WRITTEN EXERCISE: Copy out all of the data exactly as it appears.

DATA EXTRACT:
Start

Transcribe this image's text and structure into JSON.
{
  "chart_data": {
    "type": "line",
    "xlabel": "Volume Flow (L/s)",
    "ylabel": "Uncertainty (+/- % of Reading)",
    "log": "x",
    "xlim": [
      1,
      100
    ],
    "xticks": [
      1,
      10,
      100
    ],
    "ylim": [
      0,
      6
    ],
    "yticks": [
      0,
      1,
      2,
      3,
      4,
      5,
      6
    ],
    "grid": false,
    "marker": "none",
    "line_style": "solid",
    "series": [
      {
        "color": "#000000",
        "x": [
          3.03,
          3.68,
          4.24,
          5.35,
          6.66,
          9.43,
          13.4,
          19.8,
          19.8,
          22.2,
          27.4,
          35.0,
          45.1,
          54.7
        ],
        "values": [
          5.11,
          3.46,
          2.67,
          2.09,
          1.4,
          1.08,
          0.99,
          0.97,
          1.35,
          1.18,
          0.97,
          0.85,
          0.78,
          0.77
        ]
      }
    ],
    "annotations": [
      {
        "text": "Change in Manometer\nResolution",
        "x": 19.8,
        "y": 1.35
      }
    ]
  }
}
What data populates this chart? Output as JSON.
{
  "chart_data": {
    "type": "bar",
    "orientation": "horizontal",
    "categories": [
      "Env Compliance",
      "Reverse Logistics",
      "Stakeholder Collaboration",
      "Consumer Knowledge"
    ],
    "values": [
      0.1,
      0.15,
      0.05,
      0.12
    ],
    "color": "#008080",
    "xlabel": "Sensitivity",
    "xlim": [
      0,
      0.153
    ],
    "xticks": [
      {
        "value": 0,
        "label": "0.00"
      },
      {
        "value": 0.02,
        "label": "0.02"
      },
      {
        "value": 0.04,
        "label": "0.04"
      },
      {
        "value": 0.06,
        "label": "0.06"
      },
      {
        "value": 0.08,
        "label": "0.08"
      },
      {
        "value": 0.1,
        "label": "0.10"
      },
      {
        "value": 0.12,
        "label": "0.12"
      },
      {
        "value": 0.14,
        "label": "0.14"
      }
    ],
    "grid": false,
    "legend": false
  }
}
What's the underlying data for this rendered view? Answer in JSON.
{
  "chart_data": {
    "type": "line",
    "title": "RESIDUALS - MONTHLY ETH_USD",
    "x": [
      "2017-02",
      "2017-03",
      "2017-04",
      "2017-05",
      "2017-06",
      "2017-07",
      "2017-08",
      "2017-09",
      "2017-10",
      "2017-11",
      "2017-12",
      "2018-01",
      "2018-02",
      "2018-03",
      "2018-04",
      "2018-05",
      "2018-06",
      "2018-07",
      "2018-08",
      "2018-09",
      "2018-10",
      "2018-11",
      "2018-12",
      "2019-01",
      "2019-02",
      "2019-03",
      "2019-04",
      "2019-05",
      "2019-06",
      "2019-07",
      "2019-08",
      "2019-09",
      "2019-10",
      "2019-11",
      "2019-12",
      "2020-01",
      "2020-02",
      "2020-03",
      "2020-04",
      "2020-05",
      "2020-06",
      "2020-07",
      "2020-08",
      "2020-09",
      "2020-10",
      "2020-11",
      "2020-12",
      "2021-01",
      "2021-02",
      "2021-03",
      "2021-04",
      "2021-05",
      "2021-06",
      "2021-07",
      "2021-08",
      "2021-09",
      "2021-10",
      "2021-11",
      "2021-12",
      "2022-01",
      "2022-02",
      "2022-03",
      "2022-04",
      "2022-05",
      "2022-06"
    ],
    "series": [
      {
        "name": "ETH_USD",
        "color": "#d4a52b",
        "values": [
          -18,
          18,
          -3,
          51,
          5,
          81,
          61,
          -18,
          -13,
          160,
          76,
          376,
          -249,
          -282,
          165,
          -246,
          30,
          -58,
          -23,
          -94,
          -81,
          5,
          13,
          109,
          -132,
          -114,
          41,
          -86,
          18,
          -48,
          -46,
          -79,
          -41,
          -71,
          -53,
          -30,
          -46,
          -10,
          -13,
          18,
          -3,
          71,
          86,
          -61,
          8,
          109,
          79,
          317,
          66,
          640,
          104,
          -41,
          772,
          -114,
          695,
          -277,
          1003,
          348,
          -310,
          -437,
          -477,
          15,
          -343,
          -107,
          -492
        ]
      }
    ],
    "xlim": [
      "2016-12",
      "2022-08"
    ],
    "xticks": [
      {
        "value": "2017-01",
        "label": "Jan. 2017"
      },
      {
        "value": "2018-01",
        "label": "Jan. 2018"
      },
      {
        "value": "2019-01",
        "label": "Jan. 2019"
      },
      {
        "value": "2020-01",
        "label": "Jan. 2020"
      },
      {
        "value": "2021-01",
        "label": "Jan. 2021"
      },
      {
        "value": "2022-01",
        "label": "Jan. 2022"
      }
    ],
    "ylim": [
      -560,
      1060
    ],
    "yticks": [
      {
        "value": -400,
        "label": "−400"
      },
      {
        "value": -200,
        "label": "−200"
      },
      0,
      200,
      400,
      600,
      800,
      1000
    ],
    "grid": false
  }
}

End

RESPONSE TO THE EXERCISE:
Transcribe this image's text and structure into JSON.
{
  "chart_data": {
    "type": "line",
    "xlabel": "Volume Flow (L/s)",
    "ylabel": "Uncertainty (+/- % of Reading)",
    "log": "x",
    "xlim": [
      1,
      100
    ],
    "xticks": [
      1,
      10,
      100
    ],
    "ylim": [
      0,
      6
    ],
    "yticks": [
      0,
      1,
      2,
      3,
      4,
      5,
      6
    ],
    "grid": false,
    "marker": "none",
    "line_style": "solid",
    "series": [
      {
        "color": "#000000",
        "x": [
          3.03,
          3.68,
          4.24,
          5.35,
          6.66,
          9.43,
          13.4,
          19.8,
          19.8,
          22.2,
          27.4,
          35.0,
          45.1,
          54.7
        ],
        "values": [
          5.11,
          3.46,
          2.67,
          2.09,
          1.4,
          1.08,
          0.99,
          0.97,
          1.35,
          1.18,
          0.97,
          0.85,
          0.78,
          0.77
        ]
      }
    ],
    "annotations": [
      {
        "text": "Change in Manometer\nResolution",
        "x": 19.8,
        "y": 1.35
      }
    ]
  }
}
What data populates this chart? Output as JSON.
{
  "chart_data": {
    "type": "bar",
    "orientation": "horizontal",
    "categories": [
      "Env Compliance",
      "Reverse Logistics",
      "Stakeholder Collaboration",
      "Consumer Knowledge"
    ],
    "values": [
      0.1,
      0.15,
      0.05,
      0.12
    ],
    "color": "#008080",
    "xlabel": "Sensitivity",
    "xlim": [
      0,
      0.153
    ],
    "xticks": [
      {
        "value": 0,
        "label": "0.00"
      },
      {
        "value": 0.02,
        "label": "0.02"
      },
      {
        "value": 0.04,
        "label": "0.04"
      },
      {
        "value": 0.06,
        "label": "0.06"
      },
      {
        "value": 0.08,
        "label": "0.08"
      },
      {
        "value": 0.1,
        "label": "0.10"
      },
      {
        "value": 0.12,
        "label": "0.12"
      },
      {
        "value": 0.14,
        "label": "0.14"
      }
    ],
    "grid": false,
    "legend": false
  }
}
What's the underlying data for this rendered view? Answer in JSON.
{
  "chart_data": {
    "type": "line",
    "title": "RESIDUALS - MONTHLY ETH_USD",
    "x": [
      "2017-02",
      "2017-03",
      "2017-04",
      "2017-05",
      "2017-06",
      "2017-07",
      "2017-08",
      "2017-09",
      "2017-10",
      "2017-11",
      "2017-12",
      "2018-01",
      "2018-02",
      "2018-03",
      "2018-04",
      "2018-05",
      "2018-06",
      "2018-07",
      "2018-08",
      "2018-09",
      "2018-10",
      "2018-11",
      "2018-12",
      "2019-01",
      "2019-02",
      "2019-03",
      "2019-04",
      "2019-05",
      "2019-06",
      "2019-07",
      "2019-08",
      "2019-09",
      "2019-10",
      "2019-11",
      "2019-12",
      "2020-01",
      "2020-02",
      "2020-03",
      "2020-04",
      "2020-05",
      "2020-06",
      "2020-07",
      "2020-08",
      "2020-09",
      "2020-10",
      "2020-11",
      "2020-12",
      "2021-01",
      "2021-02",
      "2021-03",
      "2021-04",
      "2021-05",
      "2021-06",
      "2021-07",
      "2021-08",
      "2021-09",
      "2021-10",
      "2021-11",
      "2021-12",
      "2022-01",
      "2022-02",
      "2022-03",
      "2022-04",
      "2022-05",
      "2022-06"
    ],
    "series": [
      {
        "name": "ETH_USD",
        "color": "#d4a52b",
        "values": [
          -18,
          18,
          -3,
          51,
          5,
          81,
          61,
          -18,
          -13,
          160,
          76,
          376,
          -249,
          -282,
          165,
          -246,
          30,
          -58,
          -23,
          -94,
          -81,
          5,
          13,
          109,
          -132,
          -114,
          41,
          -86,
          18,
          -48,
          -46,
          -79,
          -41,
          -71,
          -53,
          -30,
          -46,
          -10,
          -13,
          18,
          -3,
          71,
          86,
          -61,
          8,
          109,
          79,
          317,
          66,
          640,
          104,
          -41,
          772,
          -114,
          695,
          -277,
          1003,
          348,
          -310,
          -437,
          -477,
          15,
          -343,
          -107,
          -492
        ]
      }
    ],
    "xlim": [
      "2016-12",
      "2022-08"
    ],
    "xticks": [
      {
        "value": "2017-01",
        "label": "Jan. 2017"
      },
      {
        "value": "2018-01",
        "label": "Jan. 2018"
      },
      {
        "value": "2019-01",
        "label": "Jan. 2019"
      },
      {
        "value": "2020-01",
        "label": "Jan. 2020"
      },
      {
        "value": "2021-01",
        "label": "Jan. 2021"
      },
      {
        "value": "2022-01",
        "label": "Jan. 2022"
      }
    ],
    "ylim": [
      -560,
      1060
    ],
    "yticks": [
      {
        "value": -400,
        "label": "−400"
      },
      {
        "value": -200,
        "label": "−200"
      },
      0,
      200,
      400,
      600,
      800,
      1000
    ],
    "grid": false
  }
}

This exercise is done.